[Document section]
Written by: Erin O’brien
Many moons ago – we will not go into the exact number of years – I was quite possibly made of play dough – able to bend myself in weird and wonderful ways; in half and probably in quarters if asked.
Fast forward a few years… alright, more than a few years… and apart from retaining a good amount of flexibility in my legs, I am a lovely plank of oak.
To be completely honest, I took flexibility completely for granted during my younger years; it was normal for me to put my legs behind my head and my toe on the back of my scalp. Now? My shoulders are so tight I yelp while trying to unfasten my bra. To this fact I was actually blissfully unaware until I started trying some of the multitude of tricks out there that incorporate shoulder flexibility. To say I was shocked is an understatement.
What did I do? Naturally, I began stretching my shoulders, a decision that sounds both logical and wise, which it would have been had I eased myself into it instead of jumping head first like an impatient toddler. The result? Injured shoulders and visits to the physio.
At this point, I am sure it would be safe to assume that I had learned my lesson. Surely a woman in her 30’s, a mother, a university graduate, would use common sense in order to realise that pushing flexibility too fast and too hard is a big no-no… right? Well, that is what you would think but alas, my need for perfection and the frustration at not being able to do ALL the tricks blurred any shred of sense I possessed as well as reducing my impulse control to that of a 13 year old boy.
I had seen a trick that I was positive I could do; it relied on leg flexibility and in my mind I had that in spades, so why not? So, I tried it; I failed – but not miserably, which was unfortunately part of my downfall because I believed that if I did some extra stretching, this move of all moves would be mine. Once again, I was wrong. What I ended up with, instead of an awesome new trick to post on instagram, were minor tears in my hamstrings. The word ‘minor’ made me sigh with relief at first, but believe me – there is nothing nice about minor and I am one hundred percent dedicated to never meeting ‘major’.

[Job 1]
Answer these questions about the essay:
(a) What does the writer yelp while trying to do?
(b) What injuries came from the writer's hamstring attempt?
(c) What was the result of the writer's hurried shoulder stretching?
The essay and the two listings that come after it are unrelated to each other.

[Information supplied]

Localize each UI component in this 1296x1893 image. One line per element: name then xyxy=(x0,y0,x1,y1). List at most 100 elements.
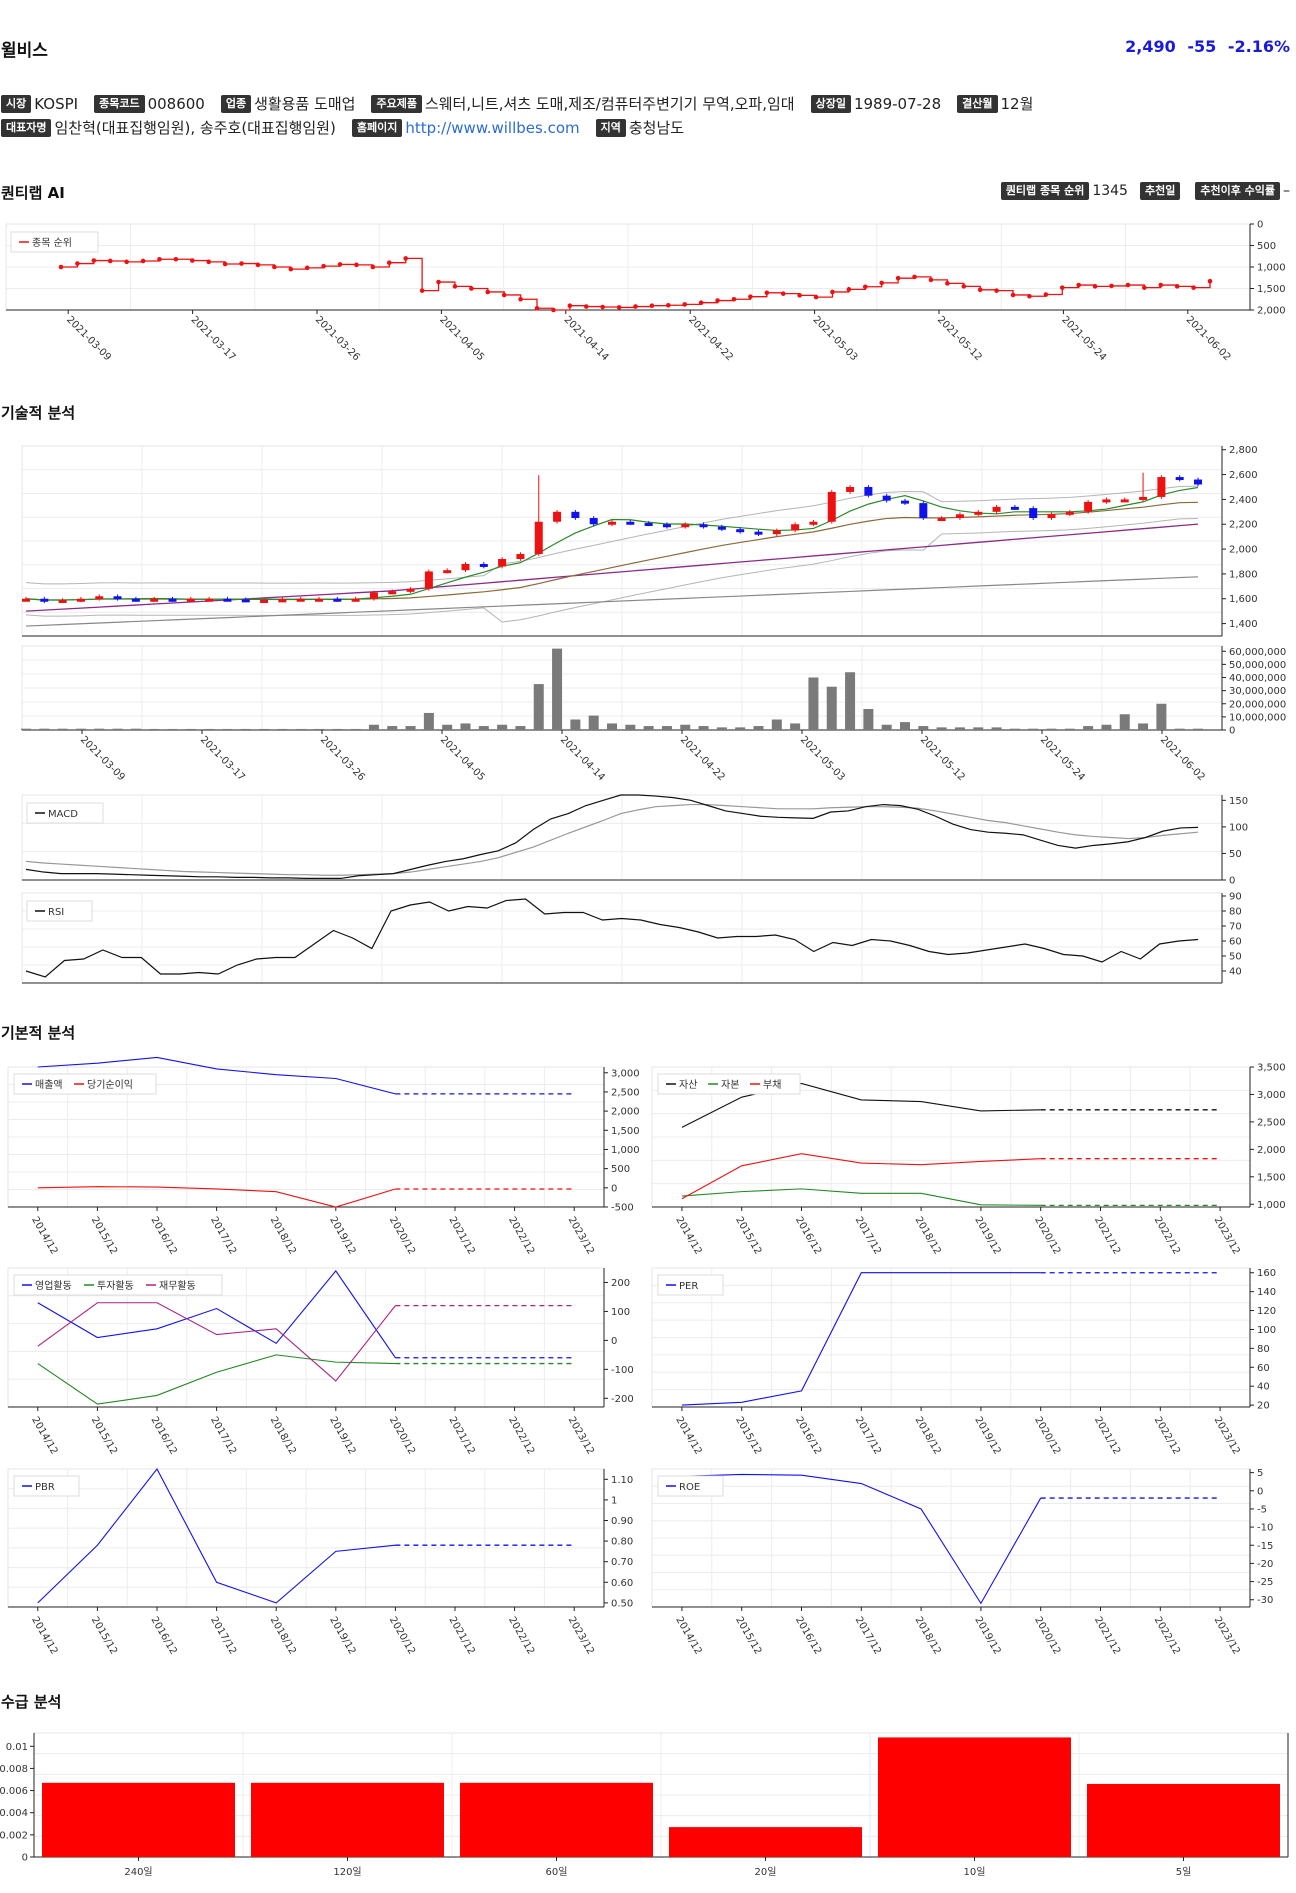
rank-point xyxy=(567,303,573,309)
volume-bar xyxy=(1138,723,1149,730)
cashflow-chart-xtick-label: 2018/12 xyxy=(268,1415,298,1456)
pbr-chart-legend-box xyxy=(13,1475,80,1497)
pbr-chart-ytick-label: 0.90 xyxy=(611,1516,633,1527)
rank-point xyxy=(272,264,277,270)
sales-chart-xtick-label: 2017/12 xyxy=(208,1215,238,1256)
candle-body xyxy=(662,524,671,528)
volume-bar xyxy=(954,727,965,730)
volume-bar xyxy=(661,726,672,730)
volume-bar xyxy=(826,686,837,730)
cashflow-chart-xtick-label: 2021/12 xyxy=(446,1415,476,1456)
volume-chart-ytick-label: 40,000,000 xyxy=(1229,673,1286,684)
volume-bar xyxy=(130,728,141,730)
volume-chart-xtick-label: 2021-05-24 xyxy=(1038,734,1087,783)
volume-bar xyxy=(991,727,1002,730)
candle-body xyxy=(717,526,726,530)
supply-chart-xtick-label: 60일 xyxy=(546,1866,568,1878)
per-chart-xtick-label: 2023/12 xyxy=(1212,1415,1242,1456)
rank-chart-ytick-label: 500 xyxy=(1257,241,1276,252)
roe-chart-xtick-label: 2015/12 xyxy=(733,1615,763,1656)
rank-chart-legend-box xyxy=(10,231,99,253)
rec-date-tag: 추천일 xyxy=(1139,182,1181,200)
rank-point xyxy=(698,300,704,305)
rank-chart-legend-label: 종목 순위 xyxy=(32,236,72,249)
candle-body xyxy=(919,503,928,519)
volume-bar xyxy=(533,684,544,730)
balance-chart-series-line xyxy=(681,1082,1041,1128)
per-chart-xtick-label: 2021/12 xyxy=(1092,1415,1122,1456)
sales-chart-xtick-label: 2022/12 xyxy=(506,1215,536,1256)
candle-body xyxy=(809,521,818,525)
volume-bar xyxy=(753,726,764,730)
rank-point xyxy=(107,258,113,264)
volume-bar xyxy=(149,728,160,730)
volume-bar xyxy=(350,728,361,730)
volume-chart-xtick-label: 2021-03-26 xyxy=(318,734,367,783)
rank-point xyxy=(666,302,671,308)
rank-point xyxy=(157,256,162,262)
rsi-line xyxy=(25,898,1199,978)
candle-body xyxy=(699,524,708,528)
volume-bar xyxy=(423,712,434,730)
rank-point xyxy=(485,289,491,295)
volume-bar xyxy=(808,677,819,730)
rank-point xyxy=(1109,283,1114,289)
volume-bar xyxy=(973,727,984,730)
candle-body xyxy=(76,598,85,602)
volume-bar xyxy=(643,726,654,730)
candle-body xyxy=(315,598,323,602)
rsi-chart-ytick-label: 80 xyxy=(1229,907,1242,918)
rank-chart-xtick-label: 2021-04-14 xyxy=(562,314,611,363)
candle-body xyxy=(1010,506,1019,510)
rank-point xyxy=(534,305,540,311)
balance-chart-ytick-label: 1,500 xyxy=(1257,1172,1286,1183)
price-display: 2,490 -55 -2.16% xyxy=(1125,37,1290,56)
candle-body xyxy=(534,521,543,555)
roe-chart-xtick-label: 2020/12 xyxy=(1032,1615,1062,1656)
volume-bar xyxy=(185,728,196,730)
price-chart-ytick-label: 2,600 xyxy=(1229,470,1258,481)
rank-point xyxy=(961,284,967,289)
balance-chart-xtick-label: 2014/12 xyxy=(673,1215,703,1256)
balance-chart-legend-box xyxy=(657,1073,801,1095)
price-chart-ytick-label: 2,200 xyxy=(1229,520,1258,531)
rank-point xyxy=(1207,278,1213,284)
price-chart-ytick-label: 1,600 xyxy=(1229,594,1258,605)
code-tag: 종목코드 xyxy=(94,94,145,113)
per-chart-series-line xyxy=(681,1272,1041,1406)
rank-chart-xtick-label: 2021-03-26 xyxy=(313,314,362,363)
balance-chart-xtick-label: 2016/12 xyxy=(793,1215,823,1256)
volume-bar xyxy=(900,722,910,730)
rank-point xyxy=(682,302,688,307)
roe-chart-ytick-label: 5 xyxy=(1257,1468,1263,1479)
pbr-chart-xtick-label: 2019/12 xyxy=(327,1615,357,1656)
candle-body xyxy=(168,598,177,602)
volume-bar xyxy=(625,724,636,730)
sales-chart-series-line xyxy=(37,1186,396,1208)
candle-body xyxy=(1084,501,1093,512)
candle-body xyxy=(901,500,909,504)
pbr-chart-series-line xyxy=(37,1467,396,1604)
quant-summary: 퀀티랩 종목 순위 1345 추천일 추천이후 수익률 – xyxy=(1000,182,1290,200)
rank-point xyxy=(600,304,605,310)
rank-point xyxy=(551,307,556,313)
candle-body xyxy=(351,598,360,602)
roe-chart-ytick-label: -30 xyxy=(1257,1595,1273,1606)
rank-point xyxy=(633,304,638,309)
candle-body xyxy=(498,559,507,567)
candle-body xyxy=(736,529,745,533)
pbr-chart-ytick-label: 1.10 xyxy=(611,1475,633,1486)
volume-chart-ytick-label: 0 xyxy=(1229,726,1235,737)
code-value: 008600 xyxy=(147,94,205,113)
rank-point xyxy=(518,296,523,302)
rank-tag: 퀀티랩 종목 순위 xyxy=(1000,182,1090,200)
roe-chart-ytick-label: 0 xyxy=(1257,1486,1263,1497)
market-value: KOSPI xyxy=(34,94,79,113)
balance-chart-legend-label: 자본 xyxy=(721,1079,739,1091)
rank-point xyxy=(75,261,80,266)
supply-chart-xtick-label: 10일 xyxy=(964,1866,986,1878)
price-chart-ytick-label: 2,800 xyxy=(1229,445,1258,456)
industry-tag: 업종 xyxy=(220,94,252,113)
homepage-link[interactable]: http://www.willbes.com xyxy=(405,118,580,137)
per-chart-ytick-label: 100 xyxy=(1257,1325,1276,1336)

...

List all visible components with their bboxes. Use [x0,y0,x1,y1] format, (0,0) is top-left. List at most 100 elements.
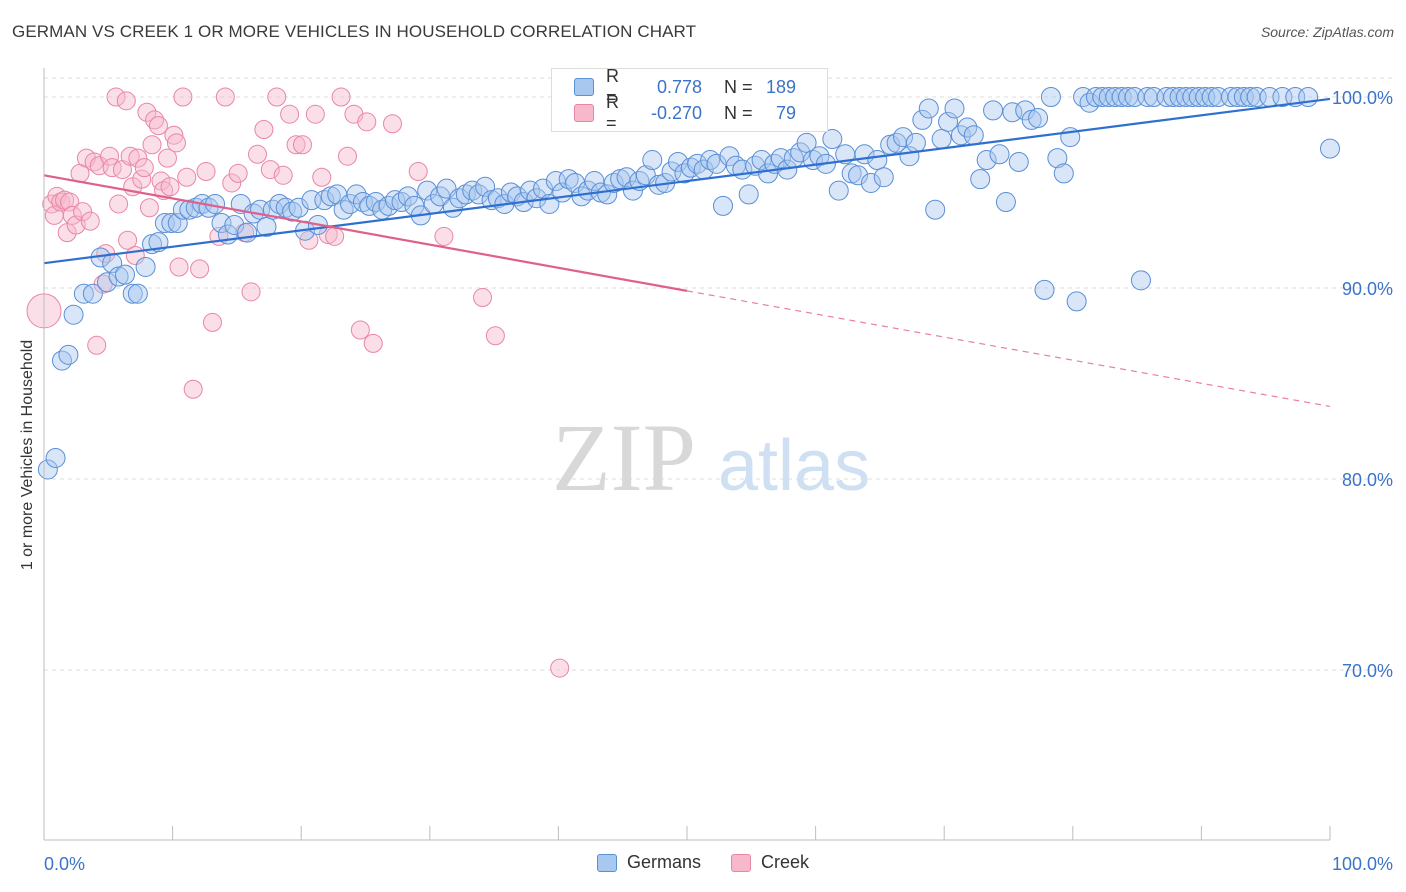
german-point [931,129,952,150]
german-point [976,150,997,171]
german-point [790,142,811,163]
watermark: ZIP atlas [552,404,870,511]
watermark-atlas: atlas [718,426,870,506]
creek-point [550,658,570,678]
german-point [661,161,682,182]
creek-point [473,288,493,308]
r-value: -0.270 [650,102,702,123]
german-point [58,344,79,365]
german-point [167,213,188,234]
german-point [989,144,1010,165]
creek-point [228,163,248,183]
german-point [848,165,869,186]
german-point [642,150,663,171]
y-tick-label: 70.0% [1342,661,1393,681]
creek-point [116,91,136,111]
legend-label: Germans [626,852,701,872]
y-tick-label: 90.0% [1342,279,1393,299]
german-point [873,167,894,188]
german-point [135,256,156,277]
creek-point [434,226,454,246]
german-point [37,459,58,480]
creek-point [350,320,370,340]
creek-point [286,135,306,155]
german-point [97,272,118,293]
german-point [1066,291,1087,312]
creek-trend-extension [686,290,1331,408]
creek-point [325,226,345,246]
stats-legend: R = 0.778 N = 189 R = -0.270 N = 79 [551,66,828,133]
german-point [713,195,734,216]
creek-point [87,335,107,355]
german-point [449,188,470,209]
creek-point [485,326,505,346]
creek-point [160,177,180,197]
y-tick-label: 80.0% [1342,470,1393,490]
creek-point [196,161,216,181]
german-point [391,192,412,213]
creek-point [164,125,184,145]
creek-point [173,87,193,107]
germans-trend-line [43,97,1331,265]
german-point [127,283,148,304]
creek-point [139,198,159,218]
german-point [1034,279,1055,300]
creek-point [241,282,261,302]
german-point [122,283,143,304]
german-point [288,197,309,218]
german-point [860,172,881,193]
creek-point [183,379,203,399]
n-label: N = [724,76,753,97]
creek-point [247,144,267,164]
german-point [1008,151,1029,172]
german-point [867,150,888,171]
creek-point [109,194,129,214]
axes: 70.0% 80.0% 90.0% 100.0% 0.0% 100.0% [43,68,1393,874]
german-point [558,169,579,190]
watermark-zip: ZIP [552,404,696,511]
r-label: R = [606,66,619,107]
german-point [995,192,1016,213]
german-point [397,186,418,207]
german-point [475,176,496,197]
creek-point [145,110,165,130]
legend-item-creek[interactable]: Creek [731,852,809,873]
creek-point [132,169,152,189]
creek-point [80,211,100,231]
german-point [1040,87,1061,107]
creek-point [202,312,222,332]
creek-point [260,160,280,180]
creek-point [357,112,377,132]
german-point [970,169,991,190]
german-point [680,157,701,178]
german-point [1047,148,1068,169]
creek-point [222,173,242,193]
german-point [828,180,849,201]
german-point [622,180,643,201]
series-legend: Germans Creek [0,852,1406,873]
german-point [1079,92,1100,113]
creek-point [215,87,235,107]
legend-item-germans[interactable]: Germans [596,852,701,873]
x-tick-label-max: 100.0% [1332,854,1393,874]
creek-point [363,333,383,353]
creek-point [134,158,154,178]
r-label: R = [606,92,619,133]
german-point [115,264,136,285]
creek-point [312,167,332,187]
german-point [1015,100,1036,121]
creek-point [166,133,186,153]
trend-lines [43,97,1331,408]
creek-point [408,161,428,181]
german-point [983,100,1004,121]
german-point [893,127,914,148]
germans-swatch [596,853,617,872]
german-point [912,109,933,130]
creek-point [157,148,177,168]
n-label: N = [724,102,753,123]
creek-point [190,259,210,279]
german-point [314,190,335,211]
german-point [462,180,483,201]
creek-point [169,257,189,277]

[Job 2]
Arrange the lines of the second listing as a Markdown table with the columns "No." and "Line". Begin at the line that contains "german-point [931,129,952,150]" and stop after the line that contains "n-label: N = [724,76,753,97]", omitting blank lines.

[Result 1]
(a) Unfasten a bra.
(b) Minor tears in the hamstrings.
(c) Injured shoulders and visits to the physio.

[Result 2]
| No. | Line |
|---|---|
| 1 | german-point [931,129,952,150] |
| 2 | german-point [976,150,997,171] |
| 3 | german-point [790,142,811,163] |
| 4 | watermark: ZIP atlas [552,404,870,511] |
| 5 | watermark-atlas: atlas [718,426,870,506] |
| 6 | creek-point [550,658,570,678] |
| 7 | german-point [661,161,682,182] |
| 8 | creek-point [473,288,493,308] |
| 9 | r-value: -0.270 [650,102,702,123] |
| 10 | german-point [58,344,79,365] |
| 11 | german-point [167,213,188,234] |
| 12 | german-point [989,144,1010,165] |
| 13 | creek-point [228,163,248,183] |
| 14 | german-point [848,165,869,186] |
| 15 | german-point [642,150,663,171] |
| 16 | y-tick-label: 70.0% [1342,661,1393,681] |
| 17 | creek-point [116,91,136,111] |
| 18 | legend-label: Germans [626,852,701,872] |
| 19 | y-tick-label: 90.0% [1342,279,1393,299] |
| 20 | german-point [873,167,894,188] |
| 21 | german-point [135,256,156,277] |
| 22 | creek-point [434,226,454,246] |
| 23 | german-point [37,459,58,480] |
| 24 | creek-point [350,320,370,340] |
| 25 | creek-point [286,135,306,155] |
| 26 | german-point [97,272,118,293] |
| 27 | german-point [1066,291,1087,312] |
| 28 | creek-trend-extension [686,290,1331,408] |
| 29 | creek-point [325,226,345,246] |
| 30 | stats-legend: R = 0.778 N = 189 R = -0.270 N = 79 [551,66,828,133] |
| 31 | german-point [713,195,734,216] |
| 32 | creek-point [87,335,107,355] |
| 33 | german-point [449,188,470,209] |
| 34 | creek-point [485,326,505,346] |
| 35 | creek-point [160,177,180,197] |
| 36 | y-tick-label: 80.0% [1342,470,1393,490] |
| 37 | creek-point [196,161,216,181] |
| 38 | german-point [391,192,412,213] |
| 39 | creek-point [164,125,184,145] |
| 40 | creek-point [173,87,193,107] |
| 41 | germans-trend-line [43,97,1331,265] |
| 42 | german-point [127,283,148,304] |
| 43 | creek-point [139,198,159,218] |
| 44 | german-point [1034,279,1055,300] |
| 45 | creek-point [241,282,261,302] |
| 46 | german-point [122,283,143,304] |
| 47 | german-point [288,197,309,218] |
| 48 | german-point [860,172,881,193] |
| 49 | creek-point [183,379,203,399] |
| 50 | n-label: N = [724,76,753,97] |